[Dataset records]
+++

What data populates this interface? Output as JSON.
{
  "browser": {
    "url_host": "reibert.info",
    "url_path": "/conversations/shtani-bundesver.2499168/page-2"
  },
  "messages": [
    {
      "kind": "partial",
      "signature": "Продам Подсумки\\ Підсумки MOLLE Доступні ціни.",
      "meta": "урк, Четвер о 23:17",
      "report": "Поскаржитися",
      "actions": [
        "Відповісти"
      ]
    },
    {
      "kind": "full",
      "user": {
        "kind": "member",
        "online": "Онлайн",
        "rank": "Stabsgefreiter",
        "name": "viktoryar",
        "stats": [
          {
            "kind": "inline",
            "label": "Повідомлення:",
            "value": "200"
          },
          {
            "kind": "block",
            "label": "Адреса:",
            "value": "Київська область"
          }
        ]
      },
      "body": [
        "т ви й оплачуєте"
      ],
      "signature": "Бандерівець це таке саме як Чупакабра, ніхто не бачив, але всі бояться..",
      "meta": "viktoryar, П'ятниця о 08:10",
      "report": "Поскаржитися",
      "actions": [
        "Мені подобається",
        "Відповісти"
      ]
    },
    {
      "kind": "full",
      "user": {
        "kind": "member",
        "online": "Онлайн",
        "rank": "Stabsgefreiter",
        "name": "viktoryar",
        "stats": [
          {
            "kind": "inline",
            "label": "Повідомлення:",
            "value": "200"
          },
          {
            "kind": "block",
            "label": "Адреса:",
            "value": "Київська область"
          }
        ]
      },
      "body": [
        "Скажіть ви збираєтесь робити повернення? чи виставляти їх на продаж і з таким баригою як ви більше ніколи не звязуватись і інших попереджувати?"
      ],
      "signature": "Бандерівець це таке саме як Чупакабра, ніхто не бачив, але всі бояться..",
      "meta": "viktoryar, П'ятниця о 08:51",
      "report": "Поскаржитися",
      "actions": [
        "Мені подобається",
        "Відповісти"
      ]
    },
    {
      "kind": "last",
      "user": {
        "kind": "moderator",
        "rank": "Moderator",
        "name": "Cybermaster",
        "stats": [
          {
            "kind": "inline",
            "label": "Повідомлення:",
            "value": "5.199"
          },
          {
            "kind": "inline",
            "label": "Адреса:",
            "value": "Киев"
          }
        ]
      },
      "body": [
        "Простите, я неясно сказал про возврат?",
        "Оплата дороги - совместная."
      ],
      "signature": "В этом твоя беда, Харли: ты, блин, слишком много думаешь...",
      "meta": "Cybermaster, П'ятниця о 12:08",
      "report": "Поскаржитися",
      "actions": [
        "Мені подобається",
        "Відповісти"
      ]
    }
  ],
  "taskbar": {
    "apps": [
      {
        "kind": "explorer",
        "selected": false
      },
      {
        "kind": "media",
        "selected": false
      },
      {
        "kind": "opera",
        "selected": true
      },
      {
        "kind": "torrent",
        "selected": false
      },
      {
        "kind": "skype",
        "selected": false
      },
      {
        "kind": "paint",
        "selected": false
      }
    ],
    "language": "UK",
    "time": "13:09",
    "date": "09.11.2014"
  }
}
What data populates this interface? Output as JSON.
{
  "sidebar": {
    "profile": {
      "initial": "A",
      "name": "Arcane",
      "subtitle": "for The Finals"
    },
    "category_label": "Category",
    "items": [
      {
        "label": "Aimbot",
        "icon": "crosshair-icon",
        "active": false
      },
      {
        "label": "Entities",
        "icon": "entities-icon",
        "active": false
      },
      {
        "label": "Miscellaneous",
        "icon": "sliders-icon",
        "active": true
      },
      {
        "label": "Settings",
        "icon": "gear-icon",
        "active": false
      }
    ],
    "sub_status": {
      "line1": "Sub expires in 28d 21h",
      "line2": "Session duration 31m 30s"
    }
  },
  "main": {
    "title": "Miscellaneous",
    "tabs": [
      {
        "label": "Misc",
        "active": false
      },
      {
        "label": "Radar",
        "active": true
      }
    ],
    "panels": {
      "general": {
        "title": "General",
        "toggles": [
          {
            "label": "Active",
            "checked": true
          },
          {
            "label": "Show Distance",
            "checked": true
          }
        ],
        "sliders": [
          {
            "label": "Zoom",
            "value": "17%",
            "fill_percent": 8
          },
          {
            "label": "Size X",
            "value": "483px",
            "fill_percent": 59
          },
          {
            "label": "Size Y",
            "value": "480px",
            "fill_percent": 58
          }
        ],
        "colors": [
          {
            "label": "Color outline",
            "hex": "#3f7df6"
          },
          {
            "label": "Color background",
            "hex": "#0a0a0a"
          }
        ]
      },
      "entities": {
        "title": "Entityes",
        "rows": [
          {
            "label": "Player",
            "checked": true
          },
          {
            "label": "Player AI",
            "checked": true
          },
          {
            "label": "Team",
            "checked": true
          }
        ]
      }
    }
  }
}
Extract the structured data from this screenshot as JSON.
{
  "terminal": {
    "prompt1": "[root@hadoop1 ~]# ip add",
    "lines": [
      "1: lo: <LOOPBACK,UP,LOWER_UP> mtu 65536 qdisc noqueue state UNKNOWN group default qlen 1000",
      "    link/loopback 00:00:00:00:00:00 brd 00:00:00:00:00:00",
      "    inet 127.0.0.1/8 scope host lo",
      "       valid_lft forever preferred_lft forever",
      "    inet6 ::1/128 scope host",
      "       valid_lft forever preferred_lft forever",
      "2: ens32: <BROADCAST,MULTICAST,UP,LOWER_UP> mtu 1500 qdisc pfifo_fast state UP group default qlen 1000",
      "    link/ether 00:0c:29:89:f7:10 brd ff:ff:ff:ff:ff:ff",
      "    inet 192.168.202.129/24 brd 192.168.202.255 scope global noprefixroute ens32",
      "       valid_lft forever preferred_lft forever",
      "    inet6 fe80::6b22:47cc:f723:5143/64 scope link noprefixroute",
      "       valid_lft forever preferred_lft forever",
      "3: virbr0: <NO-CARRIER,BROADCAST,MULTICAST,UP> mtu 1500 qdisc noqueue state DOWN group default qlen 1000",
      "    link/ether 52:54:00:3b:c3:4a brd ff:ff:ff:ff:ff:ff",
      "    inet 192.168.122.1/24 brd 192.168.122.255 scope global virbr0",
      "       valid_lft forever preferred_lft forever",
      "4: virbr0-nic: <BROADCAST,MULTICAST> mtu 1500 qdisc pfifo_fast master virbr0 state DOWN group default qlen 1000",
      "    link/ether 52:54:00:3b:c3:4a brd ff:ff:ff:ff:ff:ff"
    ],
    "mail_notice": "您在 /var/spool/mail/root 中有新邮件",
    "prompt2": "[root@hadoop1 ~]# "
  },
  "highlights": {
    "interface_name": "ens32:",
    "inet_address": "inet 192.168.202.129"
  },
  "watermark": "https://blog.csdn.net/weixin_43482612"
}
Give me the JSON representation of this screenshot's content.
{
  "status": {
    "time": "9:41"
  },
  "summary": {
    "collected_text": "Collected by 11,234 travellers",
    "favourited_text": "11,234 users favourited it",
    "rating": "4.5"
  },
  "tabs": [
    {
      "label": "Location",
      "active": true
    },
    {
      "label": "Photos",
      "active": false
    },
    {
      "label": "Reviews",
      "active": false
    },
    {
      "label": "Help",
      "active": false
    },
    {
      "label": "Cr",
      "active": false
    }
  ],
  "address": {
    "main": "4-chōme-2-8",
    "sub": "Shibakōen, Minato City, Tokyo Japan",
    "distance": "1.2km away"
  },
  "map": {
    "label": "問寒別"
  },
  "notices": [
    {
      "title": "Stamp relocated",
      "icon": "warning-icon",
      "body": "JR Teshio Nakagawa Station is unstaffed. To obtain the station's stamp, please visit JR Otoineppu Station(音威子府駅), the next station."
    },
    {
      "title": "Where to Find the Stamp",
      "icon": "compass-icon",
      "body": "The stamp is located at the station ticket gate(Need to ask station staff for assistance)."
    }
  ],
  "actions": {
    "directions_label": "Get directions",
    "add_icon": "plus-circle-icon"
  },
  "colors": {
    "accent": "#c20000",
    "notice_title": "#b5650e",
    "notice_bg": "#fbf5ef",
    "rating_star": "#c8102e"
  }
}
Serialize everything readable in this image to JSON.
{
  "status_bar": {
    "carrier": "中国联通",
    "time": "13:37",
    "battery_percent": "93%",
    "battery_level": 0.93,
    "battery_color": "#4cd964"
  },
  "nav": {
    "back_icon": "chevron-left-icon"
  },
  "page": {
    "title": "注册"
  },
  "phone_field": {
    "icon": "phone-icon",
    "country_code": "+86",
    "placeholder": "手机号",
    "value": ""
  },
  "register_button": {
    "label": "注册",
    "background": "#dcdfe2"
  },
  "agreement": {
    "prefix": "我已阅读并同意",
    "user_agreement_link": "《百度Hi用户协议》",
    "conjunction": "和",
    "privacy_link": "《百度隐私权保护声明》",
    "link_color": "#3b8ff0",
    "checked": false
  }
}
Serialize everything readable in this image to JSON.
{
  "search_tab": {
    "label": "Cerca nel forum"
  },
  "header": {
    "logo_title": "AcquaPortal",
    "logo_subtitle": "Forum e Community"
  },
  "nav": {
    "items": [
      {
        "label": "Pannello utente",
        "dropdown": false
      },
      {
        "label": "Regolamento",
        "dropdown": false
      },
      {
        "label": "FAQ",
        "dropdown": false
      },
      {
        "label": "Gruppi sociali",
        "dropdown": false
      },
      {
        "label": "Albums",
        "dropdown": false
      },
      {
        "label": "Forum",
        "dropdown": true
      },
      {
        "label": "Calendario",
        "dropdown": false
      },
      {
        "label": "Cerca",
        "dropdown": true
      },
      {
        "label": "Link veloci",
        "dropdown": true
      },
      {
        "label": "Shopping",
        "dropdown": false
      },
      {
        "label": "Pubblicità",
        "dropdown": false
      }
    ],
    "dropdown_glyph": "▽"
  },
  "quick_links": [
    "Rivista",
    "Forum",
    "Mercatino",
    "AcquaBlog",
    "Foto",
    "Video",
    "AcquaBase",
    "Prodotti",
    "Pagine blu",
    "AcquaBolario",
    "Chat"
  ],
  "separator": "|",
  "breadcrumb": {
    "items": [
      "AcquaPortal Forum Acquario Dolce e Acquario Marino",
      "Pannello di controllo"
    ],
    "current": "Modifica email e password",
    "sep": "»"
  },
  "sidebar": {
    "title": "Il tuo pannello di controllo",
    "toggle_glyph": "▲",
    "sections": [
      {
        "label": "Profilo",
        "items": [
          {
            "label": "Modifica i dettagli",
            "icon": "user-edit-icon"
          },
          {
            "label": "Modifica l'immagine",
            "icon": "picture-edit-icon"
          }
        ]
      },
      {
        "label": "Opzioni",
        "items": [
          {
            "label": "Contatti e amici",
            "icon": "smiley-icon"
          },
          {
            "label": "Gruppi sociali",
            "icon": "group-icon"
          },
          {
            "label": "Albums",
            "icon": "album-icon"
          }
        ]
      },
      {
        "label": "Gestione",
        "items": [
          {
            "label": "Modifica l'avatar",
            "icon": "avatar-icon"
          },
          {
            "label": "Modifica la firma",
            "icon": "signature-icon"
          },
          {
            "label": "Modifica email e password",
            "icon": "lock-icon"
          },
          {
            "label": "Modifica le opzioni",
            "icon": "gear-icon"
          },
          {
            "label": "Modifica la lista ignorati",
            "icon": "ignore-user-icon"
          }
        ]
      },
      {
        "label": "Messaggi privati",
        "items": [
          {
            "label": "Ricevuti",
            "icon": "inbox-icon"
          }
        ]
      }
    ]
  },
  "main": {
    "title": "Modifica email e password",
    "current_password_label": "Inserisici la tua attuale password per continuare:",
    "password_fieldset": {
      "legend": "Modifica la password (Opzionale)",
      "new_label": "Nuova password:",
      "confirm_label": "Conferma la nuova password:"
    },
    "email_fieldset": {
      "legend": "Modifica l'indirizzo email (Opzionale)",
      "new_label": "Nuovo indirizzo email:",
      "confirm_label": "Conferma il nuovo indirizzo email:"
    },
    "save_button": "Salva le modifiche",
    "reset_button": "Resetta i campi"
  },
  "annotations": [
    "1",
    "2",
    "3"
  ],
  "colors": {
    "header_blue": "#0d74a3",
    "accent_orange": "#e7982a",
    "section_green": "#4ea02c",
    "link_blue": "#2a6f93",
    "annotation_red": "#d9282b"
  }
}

+++

**Goal**
Copy every line that contains the string "noprefixroute".

**Complete output**
      "    inet 192.168.202.129/24 brd 192.168.202.255 scope global noprefixroute ens32",
      "    inet6 fe80::6b22:47cc:f723:5143/64 scope link noprefixroute",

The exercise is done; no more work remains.